* [Records from a collection of figures]
---*---
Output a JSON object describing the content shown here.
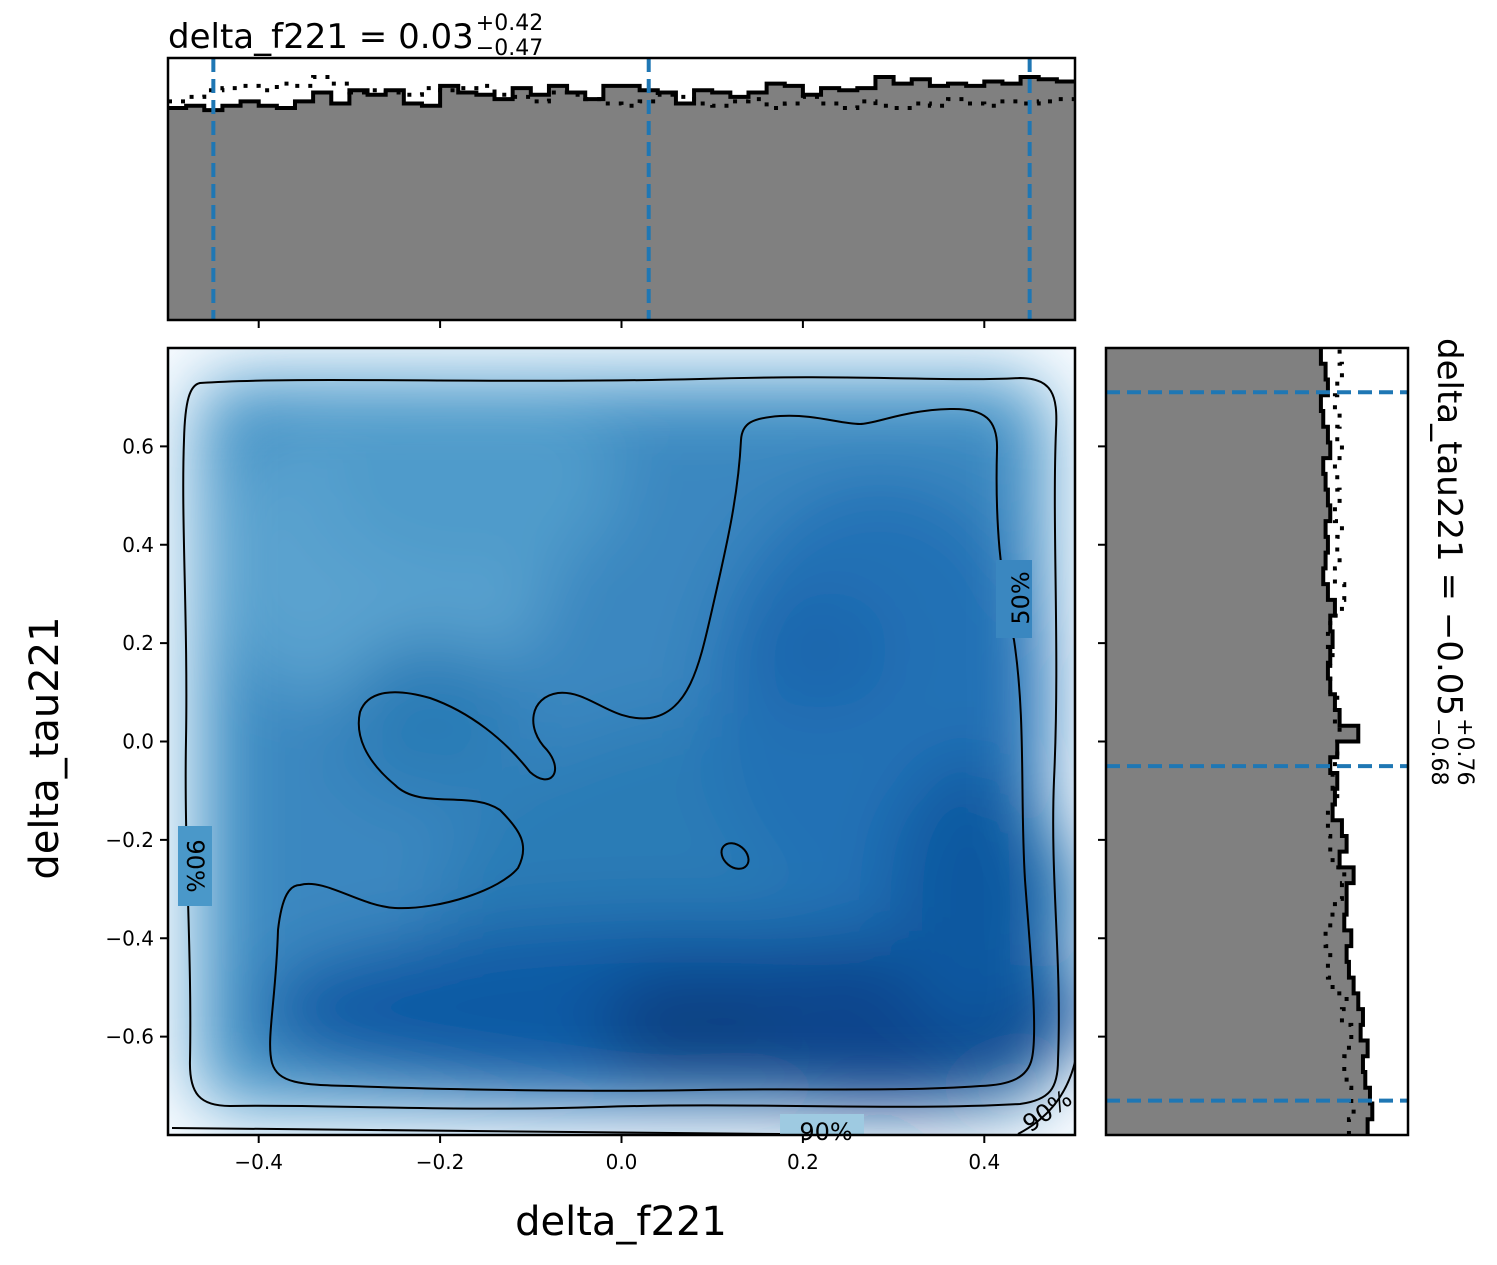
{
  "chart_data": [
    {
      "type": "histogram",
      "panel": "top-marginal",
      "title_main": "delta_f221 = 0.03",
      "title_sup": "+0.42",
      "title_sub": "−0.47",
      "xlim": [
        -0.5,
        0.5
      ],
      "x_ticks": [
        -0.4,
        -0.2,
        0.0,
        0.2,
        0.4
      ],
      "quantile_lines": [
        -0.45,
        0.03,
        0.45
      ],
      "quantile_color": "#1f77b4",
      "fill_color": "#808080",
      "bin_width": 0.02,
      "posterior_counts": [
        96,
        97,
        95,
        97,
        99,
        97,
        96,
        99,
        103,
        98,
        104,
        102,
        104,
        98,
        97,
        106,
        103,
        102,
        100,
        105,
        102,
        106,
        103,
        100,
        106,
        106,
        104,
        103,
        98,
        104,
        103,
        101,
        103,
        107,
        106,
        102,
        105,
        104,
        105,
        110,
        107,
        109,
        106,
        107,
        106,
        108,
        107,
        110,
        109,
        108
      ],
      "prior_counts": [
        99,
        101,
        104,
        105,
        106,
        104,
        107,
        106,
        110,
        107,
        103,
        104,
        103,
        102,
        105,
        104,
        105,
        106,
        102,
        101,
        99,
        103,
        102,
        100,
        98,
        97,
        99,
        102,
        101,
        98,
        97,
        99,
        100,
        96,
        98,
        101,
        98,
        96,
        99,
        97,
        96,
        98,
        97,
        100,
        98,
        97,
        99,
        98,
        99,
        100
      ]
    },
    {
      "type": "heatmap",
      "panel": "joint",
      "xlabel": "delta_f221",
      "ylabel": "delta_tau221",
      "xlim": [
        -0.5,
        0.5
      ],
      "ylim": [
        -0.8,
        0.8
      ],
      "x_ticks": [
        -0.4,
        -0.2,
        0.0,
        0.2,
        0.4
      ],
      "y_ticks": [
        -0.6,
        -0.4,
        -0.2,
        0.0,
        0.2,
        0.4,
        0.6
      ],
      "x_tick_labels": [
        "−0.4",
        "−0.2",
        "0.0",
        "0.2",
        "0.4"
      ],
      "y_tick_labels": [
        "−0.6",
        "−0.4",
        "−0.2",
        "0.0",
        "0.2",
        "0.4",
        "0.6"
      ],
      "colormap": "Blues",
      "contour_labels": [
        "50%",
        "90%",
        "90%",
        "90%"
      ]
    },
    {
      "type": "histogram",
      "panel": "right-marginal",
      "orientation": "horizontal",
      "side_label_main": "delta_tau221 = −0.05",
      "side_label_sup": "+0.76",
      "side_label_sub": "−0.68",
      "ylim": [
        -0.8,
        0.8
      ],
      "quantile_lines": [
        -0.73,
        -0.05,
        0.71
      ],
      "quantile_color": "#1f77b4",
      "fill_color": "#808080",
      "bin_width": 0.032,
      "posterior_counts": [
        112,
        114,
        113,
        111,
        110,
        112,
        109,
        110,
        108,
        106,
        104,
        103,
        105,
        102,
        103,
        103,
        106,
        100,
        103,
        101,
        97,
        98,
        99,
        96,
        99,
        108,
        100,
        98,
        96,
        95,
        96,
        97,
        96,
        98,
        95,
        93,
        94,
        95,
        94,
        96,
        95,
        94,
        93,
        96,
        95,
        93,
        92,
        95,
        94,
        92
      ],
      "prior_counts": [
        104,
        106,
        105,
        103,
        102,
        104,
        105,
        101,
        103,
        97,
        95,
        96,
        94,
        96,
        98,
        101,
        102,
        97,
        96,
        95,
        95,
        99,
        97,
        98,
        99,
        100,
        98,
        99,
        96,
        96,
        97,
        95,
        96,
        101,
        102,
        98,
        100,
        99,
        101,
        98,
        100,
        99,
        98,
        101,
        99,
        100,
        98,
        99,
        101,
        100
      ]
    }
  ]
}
---*---
* [DIRECTIVE] Transcribe the material exactly, and leave out whatever pictures it holds.

* [THE ANSWER]
Output a JSON object describing the content shown here.
{
  "chart_data": [
    {
      "type": "histogram",
      "panel": "top-marginal",
      "title_main": "delta_f221 = 0.03",
      "title_sup": "+0.42",
      "title_sub": "−0.47",
      "xlim": [
        -0.5,
        0.5
      ],
      "x_ticks": [
        -0.4,
        -0.2,
        0.0,
        0.2,
        0.4
      ],
      "quantile_lines": [
        -0.45,
        0.03,
        0.45
      ],
      "quantile_color": "#1f77b4",
      "fill_color": "#808080",
      "bin_width": 0.02,
      "posterior_counts": [
        96,
        97,
        95,
        97,
        99,
        97,
        96,
        99,
        103,
        98,
        104,
        102,
        104,
        98,
        97,
        106,
        103,
        102,
        100,
        105,
        102,
        106,
        103,
        100,
        106,
        106,
        104,
        103,
        98,
        104,
        103,
        101,
        103,
        107,
        106,
        102,
        105,
        104,
        105,
        110,
        107,
        109,
        106,
        107,
        106,
        108,
        107,
        110,
        109,
        108
      ],
      "prior_counts": [
        99,
        101,
        104,
        105,
        106,
        104,
        107,
        106,
        110,
        107,
        103,
        104,
        103,
        102,
        105,
        104,
        105,
        106,
        102,
        101,
        99,
        103,
        102,
        100,
        98,
        97,
        99,
        102,
        101,
        98,
        97,
        99,
        100,
        96,
        98,
        101,
        98,
        96,
        99,
        97,
        96,
        98,
        97,
        100,
        98,
        97,
        99,
        98,
        99,
        100
      ]
    },
    {
      "type": "heatmap",
      "panel": "joint",
      "xlabel": "delta_f221",
      "ylabel": "delta_tau221",
      "xlim": [
        -0.5,
        0.5
      ],
      "ylim": [
        -0.8,
        0.8
      ],
      "x_ticks": [
        -0.4,
        -0.2,
        0.0,
        0.2,
        0.4
      ],
      "y_ticks": [
        -0.6,
        -0.4,
        -0.2,
        0.0,
        0.2,
        0.4,
        0.6
      ],
      "x_tick_labels": [
        "−0.4",
        "−0.2",
        "0.0",
        "0.2",
        "0.4"
      ],
      "y_tick_labels": [
        "−0.6",
        "−0.4",
        "−0.2",
        "0.0",
        "0.2",
        "0.4",
        "0.6"
      ],
      "colormap": "Blues",
      "contour_labels": [
        "50%",
        "90%",
        "90%",
        "90%"
      ]
    },
    {
      "type": "histogram",
      "panel": "right-marginal",
      "orientation": "horizontal",
      "side_label_main": "delta_tau221 = −0.05",
      "side_label_sup": "+0.76",
      "side_label_sub": "−0.68",
      "ylim": [
        -0.8,
        0.8
      ],
      "quantile_lines": [
        -0.73,
        -0.05,
        0.71
      ],
      "quantile_color": "#1f77b4",
      "fill_color": "#808080",
      "bin_width": 0.032,
      "posterior_counts": [
        112,
        114,
        113,
        111,
        110,
        112,
        109,
        110,
        108,
        106,
        104,
        103,
        105,
        102,
        103,
        103,
        106,
        100,
        103,
        101,
        97,
        98,
        99,
        96,
        99,
        108,
        100,
        98,
        96,
        95,
        96,
        97,
        96,
        98,
        95,
        93,
        94,
        95,
        94,
        96,
        95,
        94,
        93,
        96,
        95,
        93,
        92,
        95,
        94,
        92
      ],
      "prior_counts": [
        104,
        106,
        105,
        103,
        102,
        104,
        105,
        101,
        103,
        97,
        95,
        96,
        94,
        96,
        98,
        101,
        102,
        97,
        96,
        95,
        95,
        99,
        97,
        98,
        99,
        100,
        98,
        99,
        96,
        96,
        97,
        95,
        96,
        101,
        102,
        98,
        100,
        99,
        101,
        98,
        100,
        99,
        98,
        101,
        99,
        100,
        98,
        99,
        101,
        100
      ]
    }
  ]
}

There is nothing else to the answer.